* **Ausgangstext**:
OK - ich bitte inständig darum, mal das Gedankenexperiment zu machen andersherum zu denken:
Manfred Zollner steckt quasi in einem Catch 22, weil egal wie er es tut, es wird gegen ihn verwendet werden.
http://de.wikipedia.org/wiki/Catch_22
Um ein verlässliches Ergebnis zu bekommen, müssen Experimentalbedingungen herrschen. Schließlich will man die Faktoren, die man misst bestimmen. Da eine Gitarre ein System ist, kann man nicht einfach ein Element weglassen, sondern man muss austauschen.

* **Datensätze**:

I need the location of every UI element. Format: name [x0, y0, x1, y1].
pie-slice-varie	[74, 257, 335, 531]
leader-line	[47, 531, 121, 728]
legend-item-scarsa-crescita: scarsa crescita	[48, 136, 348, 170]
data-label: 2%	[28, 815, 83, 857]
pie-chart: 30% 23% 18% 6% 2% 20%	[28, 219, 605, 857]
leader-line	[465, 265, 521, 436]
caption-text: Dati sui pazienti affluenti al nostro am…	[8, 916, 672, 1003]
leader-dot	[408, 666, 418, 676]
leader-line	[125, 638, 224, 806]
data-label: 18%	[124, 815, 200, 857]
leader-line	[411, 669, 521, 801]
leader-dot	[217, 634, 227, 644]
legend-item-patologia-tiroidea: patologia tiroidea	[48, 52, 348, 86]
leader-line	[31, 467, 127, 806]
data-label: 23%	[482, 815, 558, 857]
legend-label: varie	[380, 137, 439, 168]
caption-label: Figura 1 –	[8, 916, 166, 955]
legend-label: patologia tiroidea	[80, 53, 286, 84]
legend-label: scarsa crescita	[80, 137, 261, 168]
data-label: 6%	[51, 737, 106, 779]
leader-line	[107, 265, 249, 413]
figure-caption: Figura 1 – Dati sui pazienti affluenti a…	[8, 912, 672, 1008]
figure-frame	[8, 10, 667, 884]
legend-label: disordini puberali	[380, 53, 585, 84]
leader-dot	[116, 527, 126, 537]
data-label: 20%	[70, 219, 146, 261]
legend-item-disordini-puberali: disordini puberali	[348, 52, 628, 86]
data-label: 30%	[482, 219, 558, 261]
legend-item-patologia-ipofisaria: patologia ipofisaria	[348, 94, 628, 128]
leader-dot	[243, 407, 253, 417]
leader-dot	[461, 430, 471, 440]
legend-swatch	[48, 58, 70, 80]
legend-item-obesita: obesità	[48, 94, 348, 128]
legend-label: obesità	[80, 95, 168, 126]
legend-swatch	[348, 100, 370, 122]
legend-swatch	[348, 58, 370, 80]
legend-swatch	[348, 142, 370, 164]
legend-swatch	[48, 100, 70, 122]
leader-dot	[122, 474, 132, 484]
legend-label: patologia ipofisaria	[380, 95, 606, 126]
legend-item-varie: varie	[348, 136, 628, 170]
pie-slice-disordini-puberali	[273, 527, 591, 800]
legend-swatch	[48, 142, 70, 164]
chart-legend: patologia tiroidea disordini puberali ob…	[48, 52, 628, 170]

* **Ziel**:
Übernimm aus dem Ausgangstext den Abschnitt wörtlich, beginnend bei „http://de.wikipedia.org/wiki/Catch_22“ und endend bei „man muss austauschen.“.

* **Antwort**:
http://de.wikipedia.org/wiki/Catch_22
Um ein verlässliches Ergebnis zu bekommen, müssen Experimentalbedingungen herrschen. Schließlich will man die Faktoren, die man misst bestimmen. Da eine Gitarre ein System ist, kann man nicht einfach ein Element weglassen, sondern man muss austauschen.